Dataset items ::
********************
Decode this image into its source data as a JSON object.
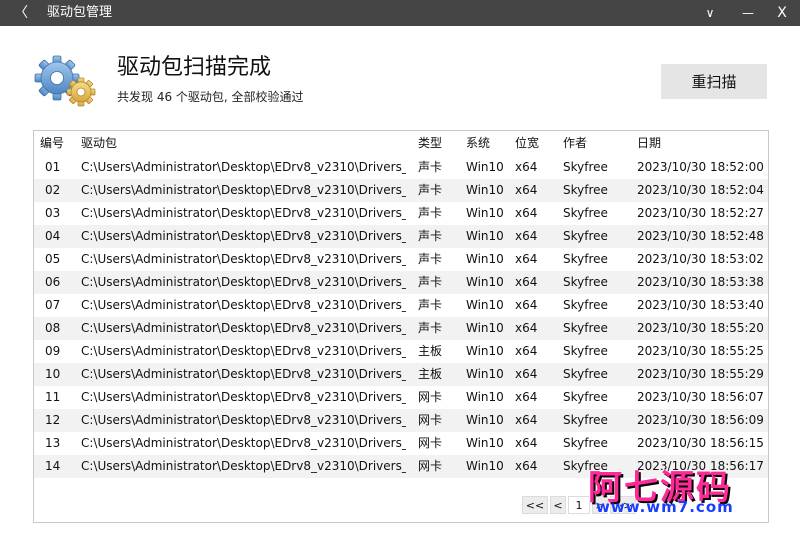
{
  "titlebar": {
    "back_glyph": "〈",
    "title": "驱动包管理",
    "menu_glyph": "∨",
    "min_glyph": "—",
    "close_glyph": "X"
  },
  "header": {
    "title": "驱动包扫描完成",
    "subtitle": "共发现 46 个驱动包, 全部校验通过",
    "rescan_label": "重扫描"
  },
  "table": {
    "columns": [
      "编号",
      "驱动包",
      "类型",
      "系统",
      "位宽",
      "作者",
      "日期"
    ],
    "rows": [
      {
        "num": "01",
        "pkg": "C:\\Users\\Administrator\\Desktop\\EDrv8_v2310\\Drivers_",
        "type": "声卡",
        "sys": "Win10",
        "bit": "x64",
        "author": "Skyfree",
        "date": "2023/10/30 18:52:00"
      },
      {
        "num": "02",
        "pkg": "C:\\Users\\Administrator\\Desktop\\EDrv8_v2310\\Drivers_",
        "type": "声卡",
        "sys": "Win10",
        "bit": "x64",
        "author": "Skyfree",
        "date": "2023/10/30 18:52:04"
      },
      {
        "num": "03",
        "pkg": "C:\\Users\\Administrator\\Desktop\\EDrv8_v2310\\Drivers_",
        "type": "声卡",
        "sys": "Win10",
        "bit": "x64",
        "author": "Skyfree",
        "date": "2023/10/30 18:52:27"
      },
      {
        "num": "04",
        "pkg": "C:\\Users\\Administrator\\Desktop\\EDrv8_v2310\\Drivers_",
        "type": "声卡",
        "sys": "Win10",
        "bit": "x64",
        "author": "Skyfree",
        "date": "2023/10/30 18:52:48"
      },
      {
        "num": "05",
        "pkg": "C:\\Users\\Administrator\\Desktop\\EDrv8_v2310\\Drivers_",
        "type": "声卡",
        "sys": "Win10",
        "bit": "x64",
        "author": "Skyfree",
        "date": "2023/10/30 18:53:02"
      },
      {
        "num": "06",
        "pkg": "C:\\Users\\Administrator\\Desktop\\EDrv8_v2310\\Drivers_",
        "type": "声卡",
        "sys": "Win10",
        "bit": "x64",
        "author": "Skyfree",
        "date": "2023/10/30 18:53:38"
      },
      {
        "num": "07",
        "pkg": "C:\\Users\\Administrator\\Desktop\\EDrv8_v2310\\Drivers_",
        "type": "声卡",
        "sys": "Win10",
        "bit": "x64",
        "author": "Skyfree",
        "date": "2023/10/30 18:53:40"
      },
      {
        "num": "08",
        "pkg": "C:\\Users\\Administrator\\Desktop\\EDrv8_v2310\\Drivers_",
        "type": "声卡",
        "sys": "Win10",
        "bit": "x64",
        "author": "Skyfree",
        "date": "2023/10/30 18:55:20"
      },
      {
        "num": "09",
        "pkg": "C:\\Users\\Administrator\\Desktop\\EDrv8_v2310\\Drivers_",
        "type": "主板",
        "sys": "Win10",
        "bit": "x64",
        "author": "Skyfree",
        "date": "2023/10/30 18:55:25"
      },
      {
        "num": "10",
        "pkg": "C:\\Users\\Administrator\\Desktop\\EDrv8_v2310\\Drivers_",
        "type": "主板",
        "sys": "Win10",
        "bit": "x64",
        "author": "Skyfree",
        "date": "2023/10/30 18:55:29"
      },
      {
        "num": "11",
        "pkg": "C:\\Users\\Administrator\\Desktop\\EDrv8_v2310\\Drivers_",
        "type": "网卡",
        "sys": "Win10",
        "bit": "x64",
        "author": "Skyfree",
        "date": "2023/10/30 18:56:07"
      },
      {
        "num": "12",
        "pkg": "C:\\Users\\Administrator\\Desktop\\EDrv8_v2310\\Drivers_",
        "type": "网卡",
        "sys": "Win10",
        "bit": "x64",
        "author": "Skyfree",
        "date": "2023/10/30 18:56:09"
      },
      {
        "num": "13",
        "pkg": "C:\\Users\\Administrator\\Desktop\\EDrv8_v2310\\Drivers_",
        "type": "网卡",
        "sys": "Win10",
        "bit": "x64",
        "author": "Skyfree",
        "date": "2023/10/30 18:56:15"
      },
      {
        "num": "14",
        "pkg": "C:\\Users\\Administrator\\Desktop\\EDrv8_v2310\\Drivers_",
        "type": "网卡",
        "sys": "Win10",
        "bit": "x64",
        "author": "Skyfree",
        "date": "2023/10/30 18:56:17"
      }
    ]
  },
  "pager": {
    "first_label": "<<",
    "prev_label": "<",
    "current_page": "1",
    "next_label": ">",
    "last_label": ">>"
  },
  "watermark": {
    "big_text": "阿七源码",
    "url_text": "www.wm7.com"
  },
  "icons": {
    "logo": "gears-icon"
  },
  "colors": {
    "titlebar_bg": "#454545",
    "row_alt_bg": "#f2f2f2",
    "button_bg": "#e5e5e5",
    "watermark_pink": "#ff2a9a",
    "watermark_blue": "#1a3cff"
  }
}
********************
PROBLEM REQUIREMENTS :: Keep the pictures out of your copy, and repeat every entry above exactly.

FULL ANSWER ::
Decode this image into its source data as a JSON object.
{
  "titlebar": {
    "back_glyph": "〈",
    "title": "驱动包管理",
    "menu_glyph": "∨",
    "min_glyph": "—",
    "close_glyph": "X"
  },
  "header": {
    "title": "驱动包扫描完成",
    "subtitle": "共发现 46 个驱动包, 全部校验通过",
    "rescan_label": "重扫描"
  },
  "table": {
    "columns": [
      "编号",
      "驱动包",
      "类型",
      "系统",
      "位宽",
      "作者",
      "日期"
    ],
    "rows": [
      {
        "num": "01",
        "pkg": "C:\\Users\\Administrator\\Desktop\\EDrv8_v2310\\Drivers_",
        "type": "声卡",
        "sys": "Win10",
        "bit": "x64",
        "author": "Skyfree",
        "date": "2023/10/30 18:52:00"
      },
      {
        "num": "02",
        "pkg": "C:\\Users\\Administrator\\Desktop\\EDrv8_v2310\\Drivers_",
        "type": "声卡",
        "sys": "Win10",
        "bit": "x64",
        "author": "Skyfree",
        "date": "2023/10/30 18:52:04"
      },
      {
        "num": "03",
        "pkg": "C:\\Users\\Administrator\\Desktop\\EDrv8_v2310\\Drivers_",
        "type": "声卡",
        "sys": "Win10",
        "bit": "x64",
        "author": "Skyfree",
        "date": "2023/10/30 18:52:27"
      },
      {
        "num": "04",
        "pkg": "C:\\Users\\Administrator\\Desktop\\EDrv8_v2310\\Drivers_",
        "type": "声卡",
        "sys": "Win10",
        "bit": "x64",
        "author": "Skyfree",
        "date": "2023/10/30 18:52:48"
      },
      {
        "num": "05",
        "pkg": "C:\\Users\\Administrator\\Desktop\\EDrv8_v2310\\Drivers_",
        "type": "声卡",
        "sys": "Win10",
        "bit": "x64",
        "author": "Skyfree",
        "date": "2023/10/30 18:53:02"
      },
      {
        "num": "06",
        "pkg": "C:\\Users\\Administrator\\Desktop\\EDrv8_v2310\\Drivers_",
        "type": "声卡",
        "sys": "Win10",
        "bit": "x64",
        "author": "Skyfree",
        "date": "2023/10/30 18:53:38"
      },
      {
        "num": "07",
        "pkg": "C:\\Users\\Administrator\\Desktop\\EDrv8_v2310\\Drivers_",
        "type": "声卡",
        "sys": "Win10",
        "bit": "x64",
        "author": "Skyfree",
        "date": "2023/10/30 18:53:40"
      },
      {
        "num": "08",
        "pkg": "C:\\Users\\Administrator\\Desktop\\EDrv8_v2310\\Drivers_",
        "type": "声卡",
        "sys": "Win10",
        "bit": "x64",
        "author": "Skyfree",
        "date": "2023/10/30 18:55:20"
      },
      {
        "num": "09",
        "pkg": "C:\\Users\\Administrator\\Desktop\\EDrv8_v2310\\Drivers_",
        "type": "主板",
        "sys": "Win10",
        "bit": "x64",
        "author": "Skyfree",
        "date": "2023/10/30 18:55:25"
      },
      {
        "num": "10",
        "pkg": "C:\\Users\\Administrator\\Desktop\\EDrv8_v2310\\Drivers_",
        "type": "主板",
        "sys": "Win10",
        "bit": "x64",
        "author": "Skyfree",
        "date": "2023/10/30 18:55:29"
      },
      {
        "num": "11",
        "pkg": "C:\\Users\\Administrator\\Desktop\\EDrv8_v2310\\Drivers_",
        "type": "网卡",
        "sys": "Win10",
        "bit": "x64",
        "author": "Skyfree",
        "date": "2023/10/30 18:56:07"
      },
      {
        "num": "12",
        "pkg": "C:\\Users\\Administrator\\Desktop\\EDrv8_v2310\\Drivers_",
        "type": "网卡",
        "sys": "Win10",
        "bit": "x64",
        "author": "Skyfree",
        "date": "2023/10/30 18:56:09"
      },
      {
        "num": "13",
        "pkg": "C:\\Users\\Administrator\\Desktop\\EDrv8_v2310\\Drivers_",
        "type": "网卡",
        "sys": "Win10",
        "bit": "x64",
        "author": "Skyfree",
        "date": "2023/10/30 18:56:15"
      },
      {
        "num": "14",
        "pkg": "C:\\Users\\Administrator\\Desktop\\EDrv8_v2310\\Drivers_",
        "type": "网卡",
        "sys": "Win10",
        "bit": "x64",
        "author": "Skyfree",
        "date": "2023/10/30 18:56:17"
      }
    ]
  },
  "pager": {
    "first_label": "<<",
    "prev_label": "<",
    "current_page": "1",
    "next_label": ">",
    "last_label": ">>"
  },
  "watermark": {
    "big_text": "阿七源码",
    "url_text": "www.wm7.com"
  },
  "icons": {
    "logo": "gears-icon"
  },
  "colors": {
    "titlebar_bg": "#454545",
    "row_alt_bg": "#f2f2f2",
    "button_bg": "#e5e5e5",
    "watermark_pink": "#ff2a9a",
    "watermark_blue": "#1a3cff"
  }
}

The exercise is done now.